# Given data start

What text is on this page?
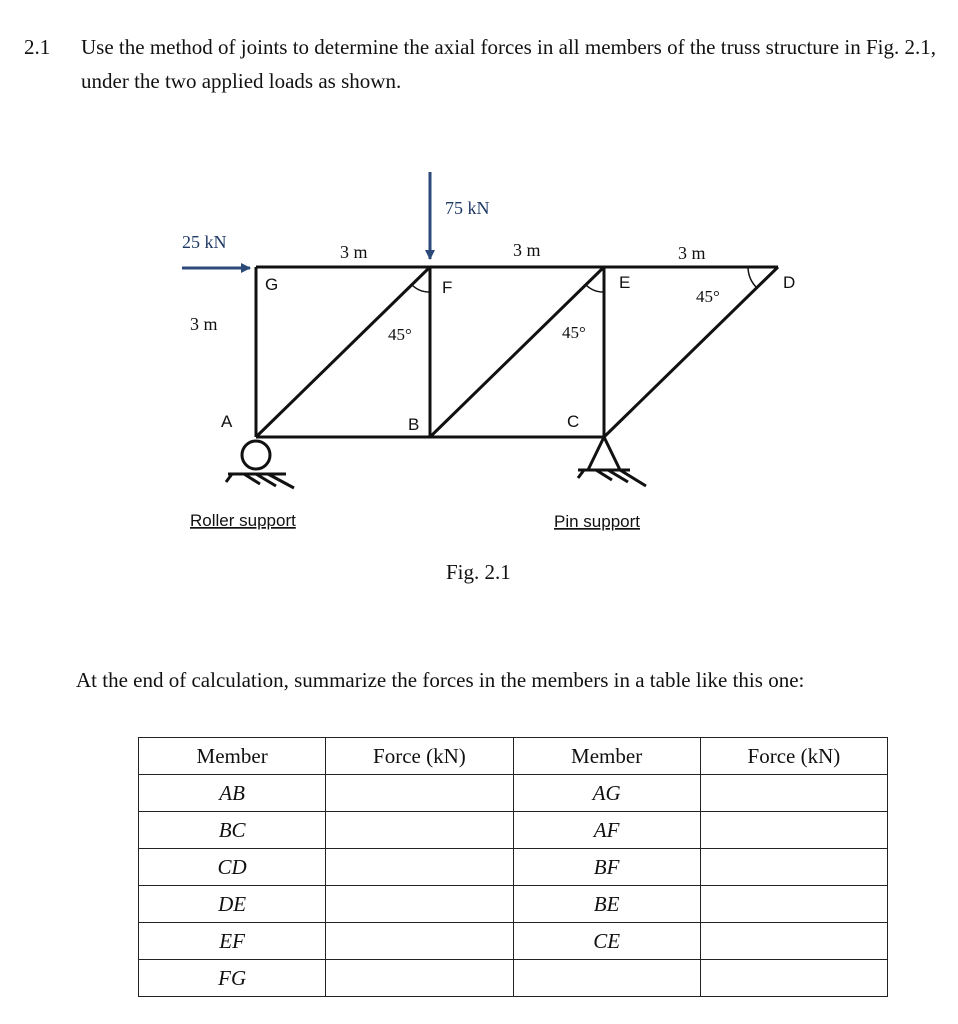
2.1 Use the method of joints to determine the axial forces in all members of the truss structure in Fig. 2.1, under the two applied loads as shown.
25 kN
75 kN
3 m	3 m	3 m
3 m
45°	45°
45°
G	F	E	D
A	B	C
Roller support	Pin support
Fig. 2.1
At the end of calculation, summarize the forces in the members in a table like this one:
Member	Force (kN)	Member	Force (kN)
AB		AG	
BC		AF	
CD		BF	
DE		BE	
EF		CE	
FG			
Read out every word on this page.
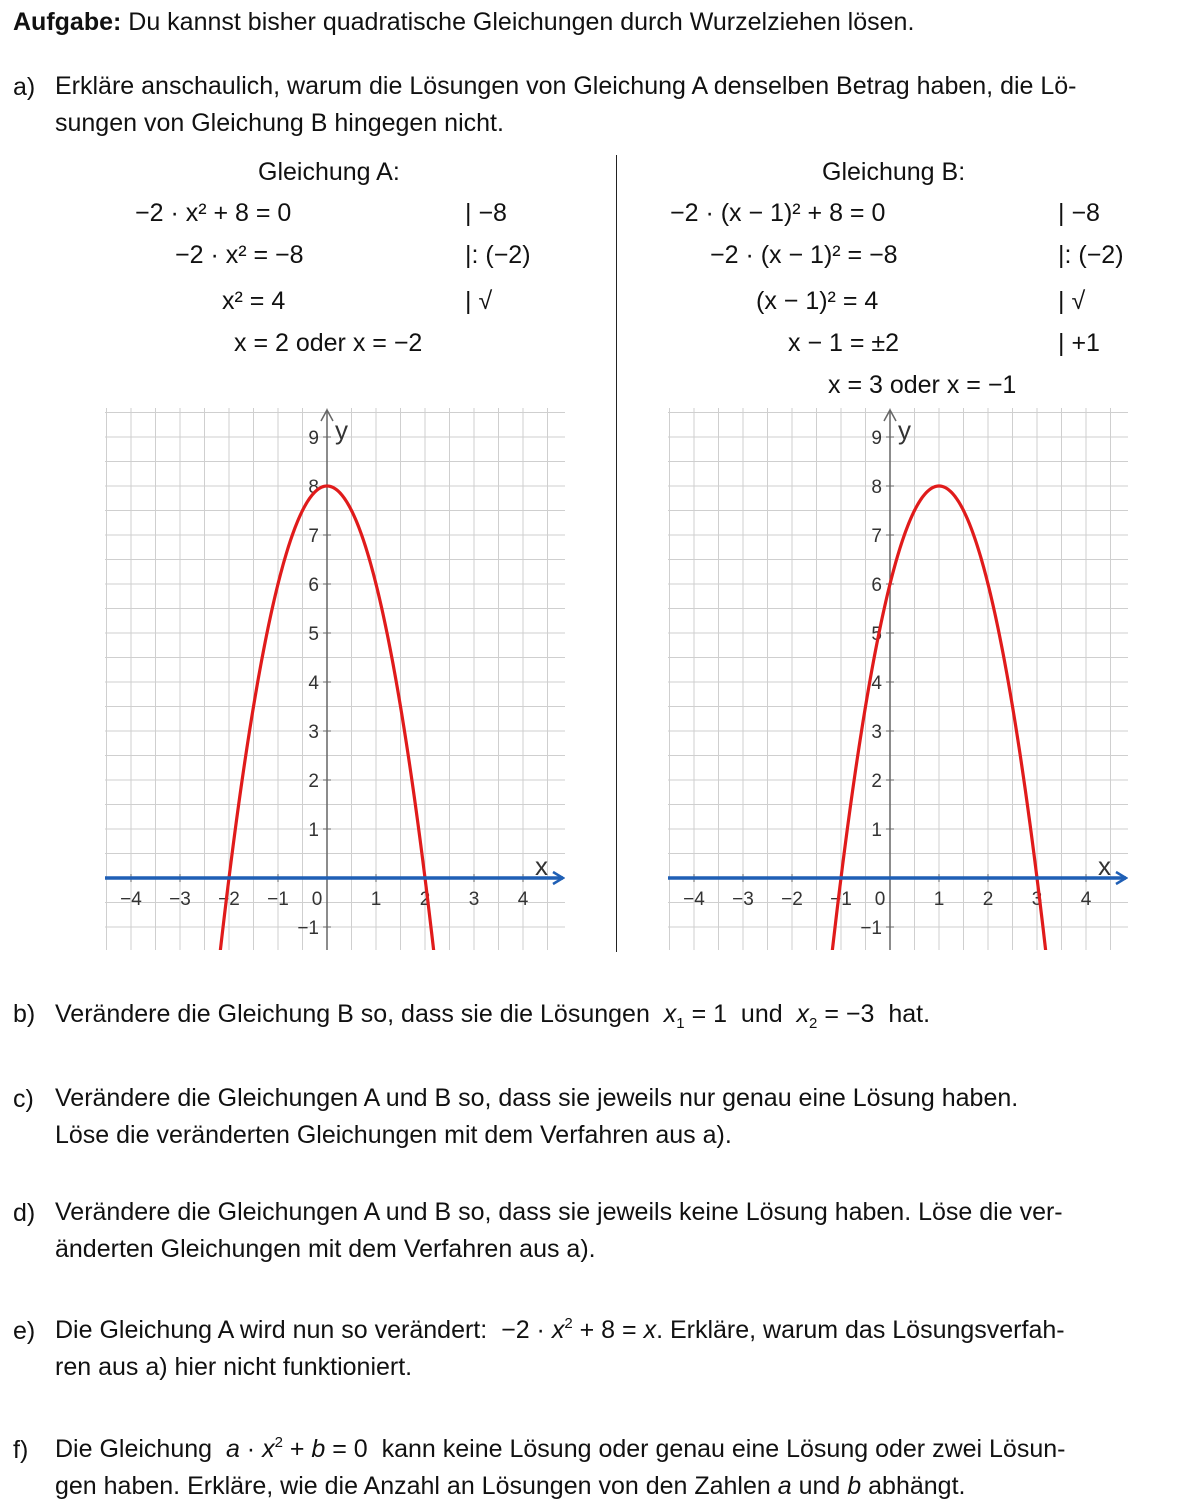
Aufgabe: Du kannst bisher quadratische Gleichungen durch Wurzelziehen lösen.
a) Erkläre anschaulich, warum die Lösungen von Gleichung A denselben Betrag haben, die Lö-
sungen von Gleichung B hingegen nicht.
Gleichung A:
−2 · x² + 8 = 0	| −8
−2 · x² = −8	|: (−2)
x² = 4	| √
x = 2 oder x = −2
Gleichung B:
−2 · (x − 1)² + 8 = 0	| −8
−2 · (x − 1)² = −8	|: (−2)
(x − 1)² = 4	| √
x − 1 = ±2	| +1
x = 3 oder x = −1
−1
1
2
3
4
5
6
7
8
9
−4 −3 −2 −1 0	1 2 3 4
y
x
−1
1
2
3
4
5
6
7
8
9
−4 −3 −2 −1 0	1 2 3 4
y
x
b) Verändere die Gleichung B so, dass sie die Lösungen $x_1 = 1$ und $x_2 = -3$ hat.
c) Verändere die Gleichungen A und B so, dass sie jeweils nur genau eine Lösung haben.
Löse die veränderten Gleichungen mit dem Verfahren aus a).
d) Verändere die Gleichungen A und B so, dass sie jeweils keine Lösung haben. Löse die ver-
änderten Gleichungen mit dem Verfahren aus a).
e) Die Gleichung A wird nun so verändert: $-2 \cdot x^2 + 8 = x$. Erkläre, warum das Lösungsverfah-
ren aus a) hier nicht funktioniert.
f) Die Gleichung $a \cdot x^2 + b = 0$ kann keine Lösung oder genau eine Lösung oder zwei Lösun-
gen haben. Erkläre, wie die Anzahl an Lösungen von den Zahlen a und b abhängt.
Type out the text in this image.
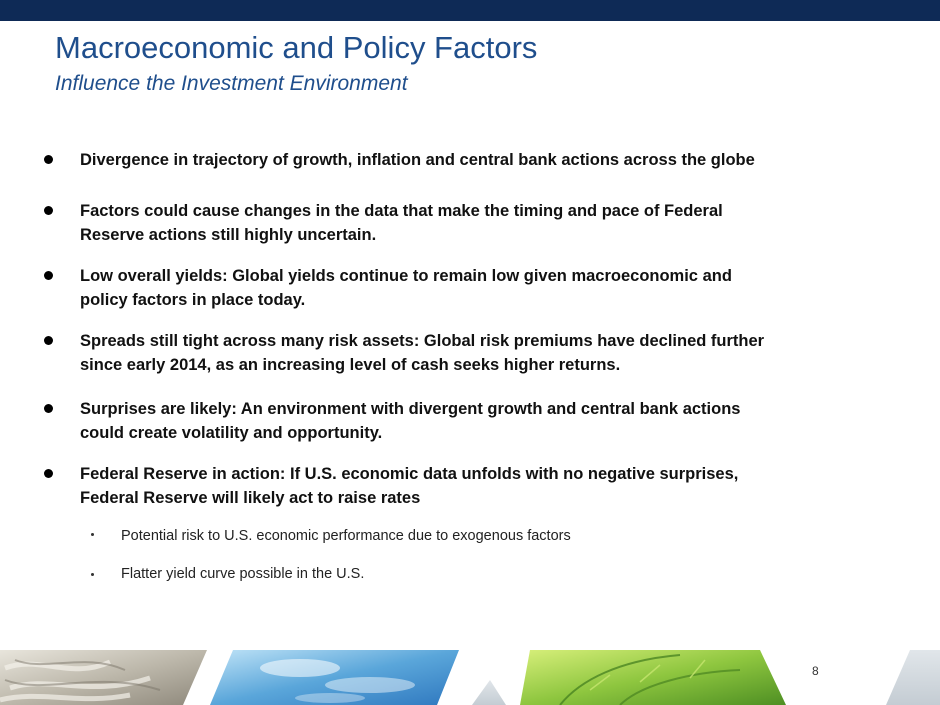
Macroeconomic and Policy Factors
Influence the Investment Environment
Divergence in trajectory of growth, inflation and central bank actions across the globe
Factors could cause changes in the data that make the timing and pace of Federal
Reserve actions still highly uncertain.
Low overall yields: Global yields continue to remain low given macroeconomic and
policy factors in place today.
Spreads still tight across many risk assets: Global risk premiums have declined further
since early 2014, as an increasing level of cash seeks higher returns.
Surprises are likely: An environment with divergent growth and central bank actions
could create volatility and opportunity.
Federal Reserve in action: If U.S. economic data unfolds with no negative surprises,
Federal Reserve will likely act to raise rates
Potential risk to U.S. economic performance due to exogenous factors
Flatter yield curve possible in the U.S.
8
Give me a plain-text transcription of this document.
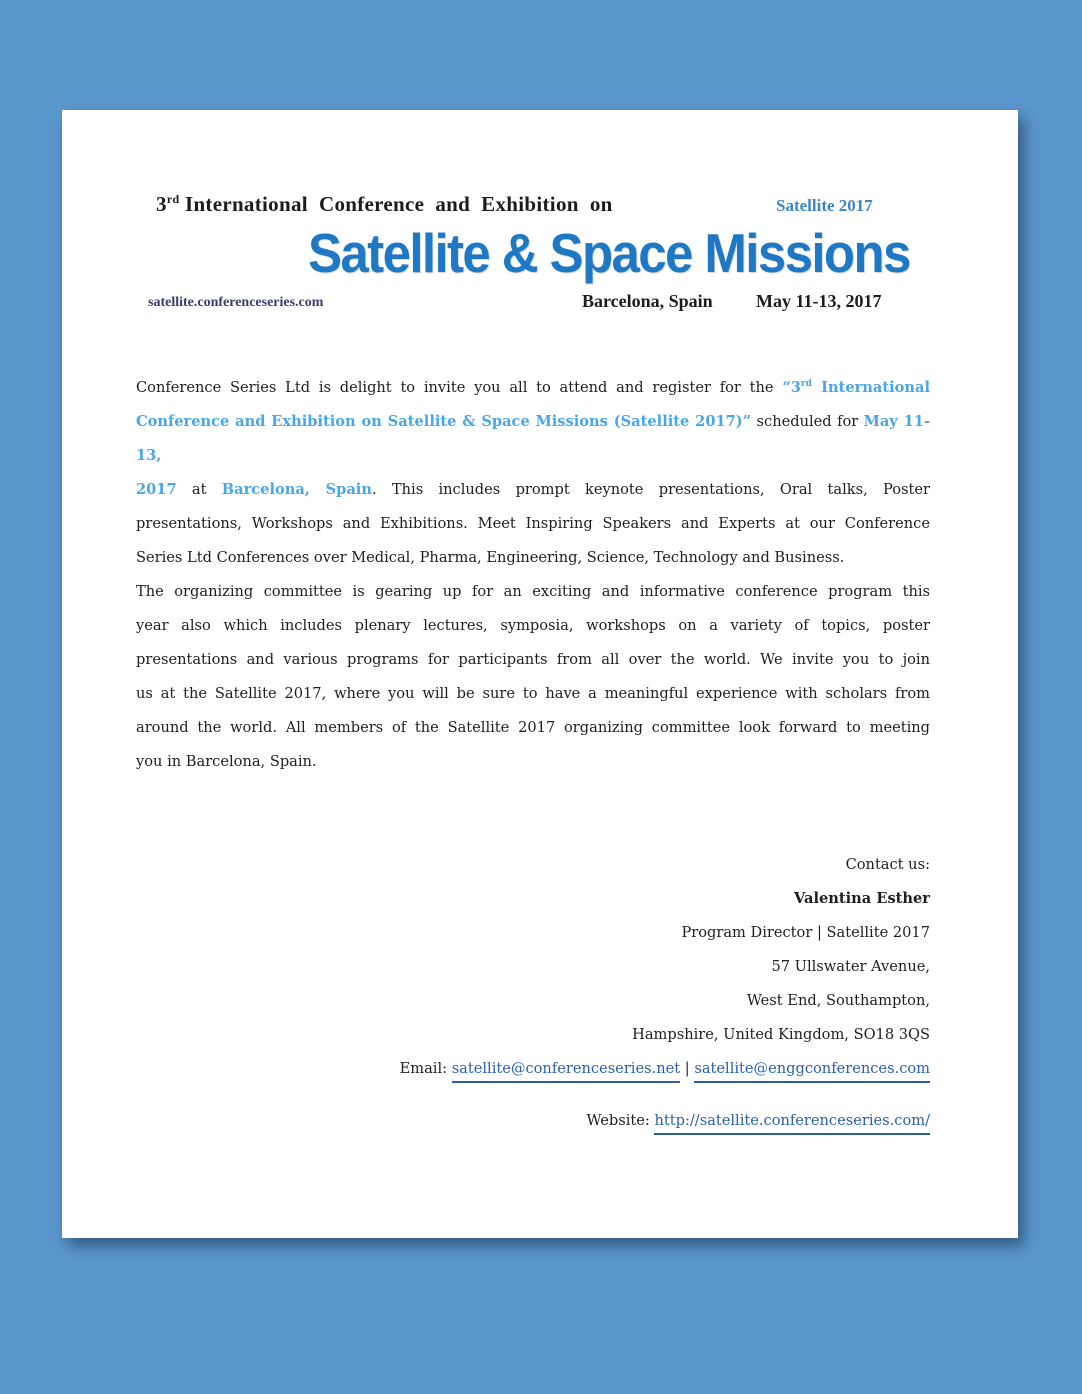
3rd International  Conference  and  Exhibition  on	Satellite 2017
Satellite & Space Missions
satellite.conferenceseries.com	Barcelona, Spain May 11-13, 2017
Conference Series Ltd is delight to invite you all to attend and register for the “3rd International
Conference and Exhibition on Satellite & Space Missions (Satellite 2017)” scheduled for May 11-13,
2017 at Barcelona, Spain. This includes prompt keynote presentations, Oral talks, Poster
presentations, Workshops and Exhibitions. Meet Inspiring Speakers and Experts at our Conference
Series Ltd Conferences over Medical, Pharma, Engineering, Science, Technology and Business.
The organizing committee is gearing up for an exciting and informative conference program this
year also which includes plenary lectures, symposia, workshops on a variety of topics, poster
presentations and various programs for participants from all over the world. We invite you to join
us at the Satellite 2017, where you will be sure to have a meaningful experience with scholars from
around the world. All members of the Satellite 2017 organizing committee look forward to meeting
you in Barcelona, Spain.
Contact us:
Valentina Esther
Program Director | Satellite 2017
57 Ullswater Avenue,
West End, Southampton,
Hampshire, United Kingdom, SO18 3QS
Email: satellite@conferenceseries.net | satellite@enggconferences.com
Website: http://satellite.conferenceseries.com/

# Given data end

• [What is being asked]: Exclude the images, then output the data above word for word.

• [Exercise output]:
What text is on this page?
2.1 Use the method of joints to determine the axial forces in all members of the truss structure in Fig. 2.1, under the two applied loads as shown.
25 kN
75 kN
3 m	3 m	3 m
3 m
45°	45°
45°
G	F	E	D
A	B	C
Roller support	Pin support
Fig. 2.1
At the end of calculation, summarize the forces in the members in a table like this one:
Member	Force (kN)	Member	Force (kN)
AB		AG	
BC		AF	
CD		BF	
DE		BE	
EF		CE	
FG			
Read out every word on this page.
Aufgabe: Du kannst bisher quadratische Gleichungen durch Wurzelziehen lösen.
a) Erkläre anschaulich, warum die Lösungen von Gleichung A denselben Betrag haben, die Lö-
sungen von Gleichung B hingegen nicht.
Gleichung A:
−2 · x² + 8 = 0	| −8
−2 · x² = −8	|: (−2)
x² = 4	| √
x = 2 oder x = −2
Gleichung B:
−2 · (x − 1)² + 8 = 0	| −8
−2 · (x − 1)² = −8	|: (−2)
(x − 1)² = 4	| √
x − 1 = ±2	| +1
x = 3 oder x = −1
−1
1
2
3
4
5
6
7
8
9
−4 −3 −2 −1 0	1 2 3 4
y
x
−1
1
2
3
4
5
6
7
8
9
−4 −3 −2 −1 0	1 2 3 4
y
x
b) Verändere die Gleichung B so, dass sie die Lösungen $x_1 = 1$ und $x_2 = -3$ hat.
c) Verändere die Gleichungen A und B so, dass sie jeweils nur genau eine Lösung haben.
Löse die veränderten Gleichungen mit dem Verfahren aus a).
d) Verändere die Gleichungen A und B so, dass sie jeweils keine Lösung haben. Löse die ver-
änderten Gleichungen mit dem Verfahren aus a).
e) Die Gleichung A wird nun so verändert: $-2 \cdot x^2 + 8 = x$. Erkläre, warum das Lösungsverfah-
ren aus a) hier nicht funktioniert.
f) Die Gleichung $a \cdot x^2 + b = 0$ kann keine Lösung oder genau eine Lösung oder zwei Lösun-
gen haben. Erkläre, wie die Anzahl an Lösungen von den Zahlen a und b abhängt.
Type out the text in this image.
Macroeconomic and Policy Factors
Influence the Investment Environment
Divergence in trajectory of growth, inflation and central bank actions across the globe
Factors could cause changes in the data that make the timing and pace of Federal
Reserve actions still highly uncertain.
Low overall yields: Global yields continue to remain low given macroeconomic and
policy factors in place today.
Spreads still tight across many risk assets: Global risk premiums have declined further
since early 2014, as an increasing level of cash seeks higher returns.
Surprises are likely: An environment with divergent growth and central bank actions
could create volatility and opportunity.
Federal Reserve in action: If U.S. economic data unfolds with no negative surprises,
Federal Reserve will likely act to raise rates
Potential risk to U.S. economic performance due to exogenous factors
Flatter yield curve possible in the U.S.
8
Give me a plain-text transcription of this document.
3rd International  Conference  and  Exhibition  on	Satellite 2017
Satellite & Space Missions
satellite.conferenceseries.com	Barcelona, Spain May 11-13, 2017
Conference Series Ltd is delight to invite you all to attend and register for the “3rd International
Conference and Exhibition on Satellite & Space Missions (Satellite 2017)” scheduled for May 11-13,
2017 at Barcelona, Spain. This includes prompt keynote presentations, Oral talks, Poster
presentations, Workshops and Exhibitions. Meet Inspiring Speakers and Experts at our Conference
Series Ltd Conferences over Medical, Pharma, Engineering, Science, Technology and Business.
The organizing committee is gearing up for an exciting and informative conference program this
year also which includes plenary lectures, symposia, workshops on a variety of topics, poster
presentations and various programs for participants from all over the world. We invite you to join
us at the Satellite 2017, where you will be sure to have a meaningful experience with scholars from
around the world. All members of the Satellite 2017 organizing committee look forward to meeting
you in Barcelona, Spain.
Contact us:
Valentina Esther
Program Director | Satellite 2017
57 Ullswater Avenue,
West End, Southampton,
Hampshire, United Kingdom, SO18 3QS
Email: satellite@conferenceseries.net | satellite@enggconferences.com
Website: http://satellite.conferenceseries.com/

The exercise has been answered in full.